Collected data:

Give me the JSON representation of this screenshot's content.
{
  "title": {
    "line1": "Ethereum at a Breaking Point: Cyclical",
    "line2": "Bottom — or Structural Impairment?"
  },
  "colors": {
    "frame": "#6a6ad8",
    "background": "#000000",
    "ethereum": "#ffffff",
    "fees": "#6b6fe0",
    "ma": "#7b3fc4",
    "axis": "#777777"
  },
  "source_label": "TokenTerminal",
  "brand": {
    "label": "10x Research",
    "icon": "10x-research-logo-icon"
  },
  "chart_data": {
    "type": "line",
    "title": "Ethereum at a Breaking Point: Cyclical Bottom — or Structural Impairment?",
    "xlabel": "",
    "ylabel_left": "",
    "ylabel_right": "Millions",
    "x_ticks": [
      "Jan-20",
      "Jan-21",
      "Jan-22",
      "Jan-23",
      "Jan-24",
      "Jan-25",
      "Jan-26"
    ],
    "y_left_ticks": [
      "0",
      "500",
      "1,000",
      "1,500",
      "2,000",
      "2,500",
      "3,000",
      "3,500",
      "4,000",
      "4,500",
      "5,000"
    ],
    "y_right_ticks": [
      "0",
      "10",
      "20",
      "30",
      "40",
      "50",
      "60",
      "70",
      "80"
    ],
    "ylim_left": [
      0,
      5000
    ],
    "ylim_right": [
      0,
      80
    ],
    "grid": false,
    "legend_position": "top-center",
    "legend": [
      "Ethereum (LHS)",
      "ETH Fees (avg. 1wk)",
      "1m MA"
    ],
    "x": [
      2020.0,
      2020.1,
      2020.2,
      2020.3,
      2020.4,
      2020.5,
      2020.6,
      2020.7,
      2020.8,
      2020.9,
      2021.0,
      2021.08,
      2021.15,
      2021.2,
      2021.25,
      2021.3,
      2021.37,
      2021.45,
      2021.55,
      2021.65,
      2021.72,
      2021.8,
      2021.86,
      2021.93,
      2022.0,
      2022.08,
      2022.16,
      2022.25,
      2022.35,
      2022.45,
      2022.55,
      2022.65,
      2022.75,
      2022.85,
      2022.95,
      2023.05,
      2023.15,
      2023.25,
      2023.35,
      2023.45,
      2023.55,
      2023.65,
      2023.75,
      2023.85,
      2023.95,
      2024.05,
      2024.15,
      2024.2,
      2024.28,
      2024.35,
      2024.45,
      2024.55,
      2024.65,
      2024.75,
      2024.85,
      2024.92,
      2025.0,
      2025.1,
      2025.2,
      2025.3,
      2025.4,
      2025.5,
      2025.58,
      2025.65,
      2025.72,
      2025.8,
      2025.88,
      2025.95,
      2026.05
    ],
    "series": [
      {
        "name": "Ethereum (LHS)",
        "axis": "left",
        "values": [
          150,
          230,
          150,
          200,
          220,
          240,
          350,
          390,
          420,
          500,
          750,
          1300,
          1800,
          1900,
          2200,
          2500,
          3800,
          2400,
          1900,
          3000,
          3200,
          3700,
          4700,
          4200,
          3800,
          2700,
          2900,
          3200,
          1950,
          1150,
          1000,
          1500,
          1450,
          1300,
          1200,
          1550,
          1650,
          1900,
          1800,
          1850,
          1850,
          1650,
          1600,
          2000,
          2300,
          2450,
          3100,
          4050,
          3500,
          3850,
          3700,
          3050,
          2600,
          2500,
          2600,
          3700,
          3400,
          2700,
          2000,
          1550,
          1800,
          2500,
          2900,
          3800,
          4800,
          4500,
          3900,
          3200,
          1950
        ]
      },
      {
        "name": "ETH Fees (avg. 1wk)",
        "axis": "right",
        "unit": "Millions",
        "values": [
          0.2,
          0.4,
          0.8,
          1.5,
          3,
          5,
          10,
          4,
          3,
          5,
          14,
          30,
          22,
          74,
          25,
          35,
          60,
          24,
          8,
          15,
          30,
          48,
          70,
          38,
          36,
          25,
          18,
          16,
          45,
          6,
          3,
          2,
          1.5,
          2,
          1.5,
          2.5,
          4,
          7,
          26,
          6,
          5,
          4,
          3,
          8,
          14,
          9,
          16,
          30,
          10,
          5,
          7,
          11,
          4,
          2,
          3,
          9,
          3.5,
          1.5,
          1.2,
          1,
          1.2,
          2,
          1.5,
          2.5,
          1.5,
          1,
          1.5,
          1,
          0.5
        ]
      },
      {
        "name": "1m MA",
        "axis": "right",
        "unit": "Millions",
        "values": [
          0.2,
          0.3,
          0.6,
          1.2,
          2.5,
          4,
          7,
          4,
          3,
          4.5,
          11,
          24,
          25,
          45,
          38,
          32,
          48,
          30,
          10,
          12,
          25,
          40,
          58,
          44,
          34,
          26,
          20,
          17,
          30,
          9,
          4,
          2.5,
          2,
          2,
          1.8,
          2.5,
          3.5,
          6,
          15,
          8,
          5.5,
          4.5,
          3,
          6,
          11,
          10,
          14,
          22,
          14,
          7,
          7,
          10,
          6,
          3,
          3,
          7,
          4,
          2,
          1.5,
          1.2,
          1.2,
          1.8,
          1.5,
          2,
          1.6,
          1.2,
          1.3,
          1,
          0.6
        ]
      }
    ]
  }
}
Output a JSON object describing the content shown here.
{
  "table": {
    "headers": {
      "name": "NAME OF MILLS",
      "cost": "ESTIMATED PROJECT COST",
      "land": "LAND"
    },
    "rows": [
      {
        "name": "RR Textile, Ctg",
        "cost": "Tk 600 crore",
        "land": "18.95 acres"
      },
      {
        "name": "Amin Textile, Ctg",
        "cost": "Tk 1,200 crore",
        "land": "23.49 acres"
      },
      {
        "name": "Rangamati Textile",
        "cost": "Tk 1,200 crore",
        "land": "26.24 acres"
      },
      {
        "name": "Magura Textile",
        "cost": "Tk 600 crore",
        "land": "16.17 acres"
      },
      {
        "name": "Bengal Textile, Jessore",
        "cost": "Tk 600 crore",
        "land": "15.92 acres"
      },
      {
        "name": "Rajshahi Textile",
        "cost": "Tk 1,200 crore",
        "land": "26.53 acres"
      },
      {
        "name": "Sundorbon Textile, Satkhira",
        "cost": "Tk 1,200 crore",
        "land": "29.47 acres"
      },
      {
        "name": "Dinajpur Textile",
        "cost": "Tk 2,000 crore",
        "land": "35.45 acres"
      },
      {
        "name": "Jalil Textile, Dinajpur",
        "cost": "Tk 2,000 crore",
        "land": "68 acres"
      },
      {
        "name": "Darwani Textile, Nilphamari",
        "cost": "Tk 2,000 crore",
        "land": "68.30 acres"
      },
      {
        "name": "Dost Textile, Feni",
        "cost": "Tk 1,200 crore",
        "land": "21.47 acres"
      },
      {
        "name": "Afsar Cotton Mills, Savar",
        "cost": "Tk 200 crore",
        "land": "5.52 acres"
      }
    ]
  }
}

§ **What to do**
Every record above should be output exactly.

§ **Final result**
Give me the JSON representation of this screenshot's content.
{
  "title": {
    "line1": "Ethereum at a Breaking Point: Cyclical",
    "line2": "Bottom — or Structural Impairment?"
  },
  "colors": {
    "frame": "#6a6ad8",
    "background": "#000000",
    "ethereum": "#ffffff",
    "fees": "#6b6fe0",
    "ma": "#7b3fc4",
    "axis": "#777777"
  },
  "source_label": "TokenTerminal",
  "brand": {
    "label": "10x Research",
    "icon": "10x-research-logo-icon"
  },
  "chart_data": {
    "type": "line",
    "title": "Ethereum at a Breaking Point: Cyclical Bottom — or Structural Impairment?",
    "xlabel": "",
    "ylabel_left": "",
    "ylabel_right": "Millions",
    "x_ticks": [
      "Jan-20",
      "Jan-21",
      "Jan-22",
      "Jan-23",
      "Jan-24",
      "Jan-25",
      "Jan-26"
    ],
    "y_left_ticks": [
      "0",
      "500",
      "1,000",
      "1,500",
      "2,000",
      "2,500",
      "3,000",
      "3,500",
      "4,000",
      "4,500",
      "5,000"
    ],
    "y_right_ticks": [
      "0",
      "10",
      "20",
      "30",
      "40",
      "50",
      "60",
      "70",
      "80"
    ],
    "ylim_left": [
      0,
      5000
    ],
    "ylim_right": [
      0,
      80
    ],
    "grid": false,
    "legend_position": "top-center",
    "legend": [
      "Ethereum (LHS)",
      "ETH Fees (avg. 1wk)",
      "1m MA"
    ],
    "x": [
      2020.0,
      2020.1,
      2020.2,
      2020.3,
      2020.4,
      2020.5,
      2020.6,
      2020.7,
      2020.8,
      2020.9,
      2021.0,
      2021.08,
      2021.15,
      2021.2,
      2021.25,
      2021.3,
      2021.37,
      2021.45,
      2021.55,
      2021.65,
      2021.72,
      2021.8,
      2021.86,
      2021.93,
      2022.0,
      2022.08,
      2022.16,
      2022.25,
      2022.35,
      2022.45,
      2022.55,
      2022.65,
      2022.75,
      2022.85,
      2022.95,
      2023.05,
      2023.15,
      2023.25,
      2023.35,
      2023.45,
      2023.55,
      2023.65,
      2023.75,
      2023.85,
      2023.95,
      2024.05,
      2024.15,
      2024.2,
      2024.28,
      2024.35,
      2024.45,
      2024.55,
      2024.65,
      2024.75,
      2024.85,
      2024.92,
      2025.0,
      2025.1,
      2025.2,
      2025.3,
      2025.4,
      2025.5,
      2025.58,
      2025.65,
      2025.72,
      2025.8,
      2025.88,
      2025.95,
      2026.05
    ],
    "series": [
      {
        "name": "Ethereum (LHS)",
        "axis": "left",
        "values": [
          150,
          230,
          150,
          200,
          220,
          240,
          350,
          390,
          420,
          500,
          750,
          1300,
          1800,
          1900,
          2200,
          2500,
          3800,
          2400,
          1900,
          3000,
          3200,
          3700,
          4700,
          4200,
          3800,
          2700,
          2900,
          3200,
          1950,
          1150,
          1000,
          1500,
          1450,
          1300,
          1200,
          1550,
          1650,
          1900,
          1800,
          1850,
          1850,
          1650,
          1600,
          2000,
          2300,
          2450,
          3100,
          4050,
          3500,
          3850,
          3700,
          3050,
          2600,
          2500,
          2600,
          3700,
          3400,
          2700,
          2000,
          1550,
          1800,
          2500,
          2900,
          3800,
          4800,
          4500,
          3900,
          3200,
          1950
        ]
      },
      {
        "name": "ETH Fees (avg. 1wk)",
        "axis": "right",
        "unit": "Millions",
        "values": [
          0.2,
          0.4,
          0.8,
          1.5,
          3,
          5,
          10,
          4,
          3,
          5,
          14,
          30,
          22,
          74,
          25,
          35,
          60,
          24,
          8,
          15,
          30,
          48,
          70,
          38,
          36,
          25,
          18,
          16,
          45,
          6,
          3,
          2,
          1.5,
          2,
          1.5,
          2.5,
          4,
          7,
          26,
          6,
          5,
          4,
          3,
          8,
          14,
          9,
          16,
          30,
          10,
          5,
          7,
          11,
          4,
          2,
          3,
          9,
          3.5,
          1.5,
          1.2,
          1,
          1.2,
          2,
          1.5,
          2.5,
          1.5,
          1,
          1.5,
          1,
          0.5
        ]
      },
      {
        "name": "1m MA",
        "axis": "right",
        "unit": "Millions",
        "values": [
          0.2,
          0.3,
          0.6,
          1.2,
          2.5,
          4,
          7,
          4,
          3,
          4.5,
          11,
          24,
          25,
          45,
          38,
          32,
          48,
          30,
          10,
          12,
          25,
          40,
          58,
          44,
          34,
          26,
          20,
          17,
          30,
          9,
          4,
          2.5,
          2,
          2,
          1.8,
          2.5,
          3.5,
          6,
          15,
          8,
          5.5,
          4.5,
          3,
          6,
          11,
          10,
          14,
          22,
          14,
          7,
          7,
          10,
          6,
          3,
          3,
          7,
          4,
          2,
          1.5,
          1.2,
          1.2,
          1.8,
          1.5,
          2,
          1.6,
          1.2,
          1.3,
          1,
          0.6
        ]
      }
    ]
  }
}
Output a JSON object describing the content shown here.
{
  "table": {
    "headers": {
      "name": "NAME OF MILLS",
      "cost": "ESTIMATED PROJECT COST",
      "land": "LAND"
    },
    "rows": [
      {
        "name": "RR Textile, Ctg",
        "cost": "Tk 600 crore",
        "land": "18.95 acres"
      },
      {
        "name": "Amin Textile, Ctg",
        "cost": "Tk 1,200 crore",
        "land": "23.49 acres"
      },
      {
        "name": "Rangamati Textile",
        "cost": "Tk 1,200 crore",
        "land": "26.24 acres"
      },
      {
        "name": "Magura Textile",
        "cost": "Tk 600 crore",
        "land": "16.17 acres"
      },
      {
        "name": "Bengal Textile, Jessore",
        "cost": "Tk 600 crore",
        "land": "15.92 acres"
      },
      {
        "name": "Rajshahi Textile",
        "cost": "Tk 1,200 crore",
        "land": "26.53 acres"
      },
      {
        "name": "Sundorbon Textile, Satkhira",
        "cost": "Tk 1,200 crore",
        "land": "29.47 acres"
      },
      {
        "name": "Dinajpur Textile",
        "cost": "Tk 2,000 crore",
        "land": "35.45 acres"
      },
      {
        "name": "Jalil Textile, Dinajpur",
        "cost": "Tk 2,000 crore",
        "land": "68 acres"
      },
      {
        "name": "Darwani Textile, Nilphamari",
        "cost": "Tk 2,000 crore",
        "land": "68.30 acres"
      },
      {
        "name": "Dost Textile, Feni",
        "cost": "Tk 1,200 crore",
        "land": "21.47 acres"
      },
      {
        "name": "Afsar Cotton Mills, Savar",
        "cost": "Tk 200 crore",
        "land": "5.52 acres"
      }
    ]
  }
}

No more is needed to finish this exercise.